* BEGIN TEXT SHOWN *

Wednesday 28th March 2007

The Archbishop spoke in the debate on gambling and super casinos and, along with the Bishop of Southwell and Nottingham and the Bishop of Peterborough, voted for an amendment tabled by Lord Clement Jones to reject the order to grant casino licences in their proposed form. The amendment was carried after a vote.

The full text of the speech follows.

My Lords, I have listened very carefully to the remarks made by the Minister and others about the procedural gravity of the amendment of the noble Lord, Lord Clement-Jones; but I feel the need to speak to the reasons that have made me deeply sympathetic to that amendment and to the concerns underlying it. They are both particular and general. The particular reasons have already been detailed by a number of other noble Lords. We have already heard how the Merits of Statutory Instruments Committee of your Lordships' House has exposed some of the confusions and inconsistencies in the terms of reference of the Casino Advisory Panel, especially as those have related to criteria of social impact. The oscillation between discussing these in negative and in positive terms does not encourage the casual reader.

To take one example from the proceedings of the Merits Committee, I note that the question is left open of how benefits can be secured to local people rather than large investors. That question, which was raised by the noble Lord, Lord James of Blackheath, was answered simply in terms of that being, so to speak, referred to the responsibility of local government to resolve. I find that an inadequate and worrying response.

Sadly, the general impression that has been given is of a piece of inadequately monitored social experimentation. The very language of "test of social impact" fails to take seriously enough the fact that social impact is not something which comes and goes within 24 hours or which can be written out of the record by another piece of research. It also gives the unfortunate impression of business being somewhat unduly hustled in the parliamentary procedure, on which other noble Lords have spoken more eloquently and extensively than I can.

My general grounds for unease do not rest primarily on a principled opposition to all forms of gambling in any shape in any place. Belonging to a church which has a mixed record on these matters, I can hardly take the moral ground with too much confidence. My objection is rather to the sleight of hand by which the whole business of the gambling industry has become coupled with the regeneration theme in ways which—I have to be candid—I find quite baffling. We have been reminded already by several noble Lords that terms such as problem gambling conceal a rather more unpalatable and extreme reality, of which some have spoken, in terms of addictive behaviour. While it is undoubtedly true statistically that casino gambling represents a relatively small segment of the overall problem of addictive gambling, none the less it represents a significant part and a social factor whose impact on its immediate environment is not restricted to addictive gambling.

But how would we react if we were discussing not this particular form of addiction but other forms of addiction? Surely, we should be extremely anxious about monitoring effects, so designing policies that they would be secure in advance, not subjecting them simply to an impact test. We should be very concerned about the resources to be made available for potential victims of this development. We recognise in other contexts that addiction is a nursery of crime as well as of poverty. In our discussion, that should be at the forefront of our minds. Why, if we raise these questions in relation to other forms of addictive behaviour, do we not raise them clearly here?

* END TEXT SHOWN *

# TASK DESCRIPTION:
Answer these about the casino debate text above:
(a) Who tabled the amendment that the Archbishop voted for?
(b) Which noble Lord raised the question of how benefits can be secured to local people rather than large investors?
(c) The speech calls addiction a nursery of what two things?

* BEGIN STORED DATA *

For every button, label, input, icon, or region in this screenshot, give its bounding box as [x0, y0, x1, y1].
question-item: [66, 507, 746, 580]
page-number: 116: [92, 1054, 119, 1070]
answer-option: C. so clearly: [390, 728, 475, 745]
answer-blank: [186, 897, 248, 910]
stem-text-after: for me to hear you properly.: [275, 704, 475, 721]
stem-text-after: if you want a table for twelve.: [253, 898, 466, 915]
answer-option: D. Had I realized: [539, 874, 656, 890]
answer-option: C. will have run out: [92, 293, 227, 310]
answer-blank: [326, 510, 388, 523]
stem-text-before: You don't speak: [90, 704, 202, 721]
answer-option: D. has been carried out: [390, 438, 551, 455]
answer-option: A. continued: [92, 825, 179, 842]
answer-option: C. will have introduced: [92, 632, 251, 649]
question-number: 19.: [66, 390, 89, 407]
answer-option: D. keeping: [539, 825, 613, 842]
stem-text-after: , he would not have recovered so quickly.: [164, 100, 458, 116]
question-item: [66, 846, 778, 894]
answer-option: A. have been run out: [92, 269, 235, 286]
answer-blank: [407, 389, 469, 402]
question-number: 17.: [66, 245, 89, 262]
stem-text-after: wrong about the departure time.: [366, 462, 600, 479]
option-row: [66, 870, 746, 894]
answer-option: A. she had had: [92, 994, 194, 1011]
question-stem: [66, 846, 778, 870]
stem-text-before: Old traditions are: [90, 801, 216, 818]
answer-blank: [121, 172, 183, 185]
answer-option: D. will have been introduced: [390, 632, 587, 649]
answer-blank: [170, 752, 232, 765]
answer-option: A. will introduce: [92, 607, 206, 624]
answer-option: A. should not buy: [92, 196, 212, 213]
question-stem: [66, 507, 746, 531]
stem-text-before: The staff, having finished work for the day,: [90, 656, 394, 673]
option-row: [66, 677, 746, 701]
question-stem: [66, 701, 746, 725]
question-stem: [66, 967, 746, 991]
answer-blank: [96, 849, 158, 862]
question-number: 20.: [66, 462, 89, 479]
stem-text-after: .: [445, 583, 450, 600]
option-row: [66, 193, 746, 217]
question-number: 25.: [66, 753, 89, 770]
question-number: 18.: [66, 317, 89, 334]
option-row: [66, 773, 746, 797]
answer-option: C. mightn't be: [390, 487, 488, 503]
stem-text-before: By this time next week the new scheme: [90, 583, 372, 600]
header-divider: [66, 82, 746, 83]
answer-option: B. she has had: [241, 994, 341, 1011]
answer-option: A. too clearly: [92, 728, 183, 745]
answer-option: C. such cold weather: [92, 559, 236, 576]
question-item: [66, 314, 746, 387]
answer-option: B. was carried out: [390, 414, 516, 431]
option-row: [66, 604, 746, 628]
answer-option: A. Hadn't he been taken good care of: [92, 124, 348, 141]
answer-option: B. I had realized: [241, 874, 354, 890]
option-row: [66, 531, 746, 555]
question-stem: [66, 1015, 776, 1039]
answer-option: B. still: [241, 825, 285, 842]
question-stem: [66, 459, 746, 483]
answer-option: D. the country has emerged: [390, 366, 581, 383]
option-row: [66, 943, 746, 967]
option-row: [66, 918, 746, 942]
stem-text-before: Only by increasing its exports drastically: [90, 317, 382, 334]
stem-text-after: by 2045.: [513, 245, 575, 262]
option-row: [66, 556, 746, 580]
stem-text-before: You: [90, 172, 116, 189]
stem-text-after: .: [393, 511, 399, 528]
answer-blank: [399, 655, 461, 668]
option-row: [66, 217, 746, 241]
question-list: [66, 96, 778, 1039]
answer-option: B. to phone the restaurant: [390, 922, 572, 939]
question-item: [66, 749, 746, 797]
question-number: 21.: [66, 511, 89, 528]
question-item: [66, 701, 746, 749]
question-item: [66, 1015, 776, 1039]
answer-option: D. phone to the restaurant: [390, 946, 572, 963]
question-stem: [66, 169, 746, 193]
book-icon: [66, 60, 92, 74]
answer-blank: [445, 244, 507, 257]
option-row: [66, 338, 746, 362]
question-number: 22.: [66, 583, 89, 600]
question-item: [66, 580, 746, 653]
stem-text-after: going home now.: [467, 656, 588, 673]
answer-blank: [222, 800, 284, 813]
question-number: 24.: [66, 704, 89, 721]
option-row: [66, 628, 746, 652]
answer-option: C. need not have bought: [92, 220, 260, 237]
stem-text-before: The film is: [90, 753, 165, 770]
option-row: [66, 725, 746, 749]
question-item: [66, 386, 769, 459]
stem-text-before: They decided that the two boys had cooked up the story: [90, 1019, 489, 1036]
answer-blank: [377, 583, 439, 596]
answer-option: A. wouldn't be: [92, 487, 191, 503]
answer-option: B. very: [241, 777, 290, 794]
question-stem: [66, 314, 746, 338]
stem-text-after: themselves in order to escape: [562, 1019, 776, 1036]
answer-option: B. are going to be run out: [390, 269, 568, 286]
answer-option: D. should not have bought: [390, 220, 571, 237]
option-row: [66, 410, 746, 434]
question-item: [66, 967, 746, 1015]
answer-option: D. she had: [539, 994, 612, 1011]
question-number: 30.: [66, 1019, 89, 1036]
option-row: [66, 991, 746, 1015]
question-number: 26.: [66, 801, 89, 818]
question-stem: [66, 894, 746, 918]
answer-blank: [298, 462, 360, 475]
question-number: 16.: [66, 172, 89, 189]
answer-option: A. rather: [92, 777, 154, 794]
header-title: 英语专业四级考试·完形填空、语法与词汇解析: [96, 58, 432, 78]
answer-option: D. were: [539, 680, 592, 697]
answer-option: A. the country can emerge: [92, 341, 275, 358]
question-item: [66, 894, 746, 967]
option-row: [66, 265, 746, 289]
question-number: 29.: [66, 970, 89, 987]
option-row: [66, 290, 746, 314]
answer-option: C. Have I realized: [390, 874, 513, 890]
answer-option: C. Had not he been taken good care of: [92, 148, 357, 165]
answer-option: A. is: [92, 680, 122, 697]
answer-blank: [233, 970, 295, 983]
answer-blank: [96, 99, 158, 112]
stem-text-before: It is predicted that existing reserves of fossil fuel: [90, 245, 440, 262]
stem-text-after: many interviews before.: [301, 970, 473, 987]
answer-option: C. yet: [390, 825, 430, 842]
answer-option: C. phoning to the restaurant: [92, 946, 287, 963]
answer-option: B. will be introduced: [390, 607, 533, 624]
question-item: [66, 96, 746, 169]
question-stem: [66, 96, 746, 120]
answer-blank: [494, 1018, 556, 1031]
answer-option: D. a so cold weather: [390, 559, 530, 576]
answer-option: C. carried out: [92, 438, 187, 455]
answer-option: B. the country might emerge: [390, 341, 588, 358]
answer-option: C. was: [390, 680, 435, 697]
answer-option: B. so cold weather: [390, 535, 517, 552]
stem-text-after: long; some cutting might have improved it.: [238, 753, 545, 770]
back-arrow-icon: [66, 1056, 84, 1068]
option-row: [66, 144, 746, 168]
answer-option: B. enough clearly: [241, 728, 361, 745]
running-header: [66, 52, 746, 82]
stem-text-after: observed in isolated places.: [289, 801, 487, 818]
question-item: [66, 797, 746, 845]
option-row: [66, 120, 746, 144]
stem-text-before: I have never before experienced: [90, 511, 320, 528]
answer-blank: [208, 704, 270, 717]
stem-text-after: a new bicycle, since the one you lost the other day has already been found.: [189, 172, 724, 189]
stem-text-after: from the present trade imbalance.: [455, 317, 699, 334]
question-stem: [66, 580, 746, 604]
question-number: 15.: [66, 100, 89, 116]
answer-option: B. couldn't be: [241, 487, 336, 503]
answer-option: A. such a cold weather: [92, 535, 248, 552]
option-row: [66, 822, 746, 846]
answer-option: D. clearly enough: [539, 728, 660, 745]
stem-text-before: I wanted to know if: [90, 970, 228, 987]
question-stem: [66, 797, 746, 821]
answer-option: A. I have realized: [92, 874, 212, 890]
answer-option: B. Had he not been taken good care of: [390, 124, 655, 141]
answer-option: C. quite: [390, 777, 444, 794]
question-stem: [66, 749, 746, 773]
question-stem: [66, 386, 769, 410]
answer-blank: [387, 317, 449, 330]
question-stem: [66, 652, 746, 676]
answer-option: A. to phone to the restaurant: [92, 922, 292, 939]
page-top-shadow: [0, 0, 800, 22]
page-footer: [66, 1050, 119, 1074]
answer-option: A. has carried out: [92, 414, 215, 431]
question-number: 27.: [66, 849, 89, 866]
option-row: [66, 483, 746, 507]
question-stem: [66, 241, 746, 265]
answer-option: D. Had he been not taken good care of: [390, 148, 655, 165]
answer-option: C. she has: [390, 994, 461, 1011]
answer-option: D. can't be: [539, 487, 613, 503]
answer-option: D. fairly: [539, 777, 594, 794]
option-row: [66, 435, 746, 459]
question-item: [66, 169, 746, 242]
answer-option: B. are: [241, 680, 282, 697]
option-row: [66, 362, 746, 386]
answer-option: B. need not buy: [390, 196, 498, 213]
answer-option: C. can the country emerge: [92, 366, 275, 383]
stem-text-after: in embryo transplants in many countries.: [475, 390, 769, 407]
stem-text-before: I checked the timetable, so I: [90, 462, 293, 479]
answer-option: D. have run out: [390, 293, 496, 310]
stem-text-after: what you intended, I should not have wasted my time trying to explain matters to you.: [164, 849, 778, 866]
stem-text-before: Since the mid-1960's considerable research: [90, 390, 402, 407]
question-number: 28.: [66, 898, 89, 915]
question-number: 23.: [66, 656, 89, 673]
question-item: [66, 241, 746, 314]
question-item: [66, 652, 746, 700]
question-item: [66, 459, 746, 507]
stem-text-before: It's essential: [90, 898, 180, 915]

* END STORED DATA *

# EXERCISE SOLUTION:
(a) Lord Clement Jones
(b) Lord James of Blackheath
(c) Crime and poverty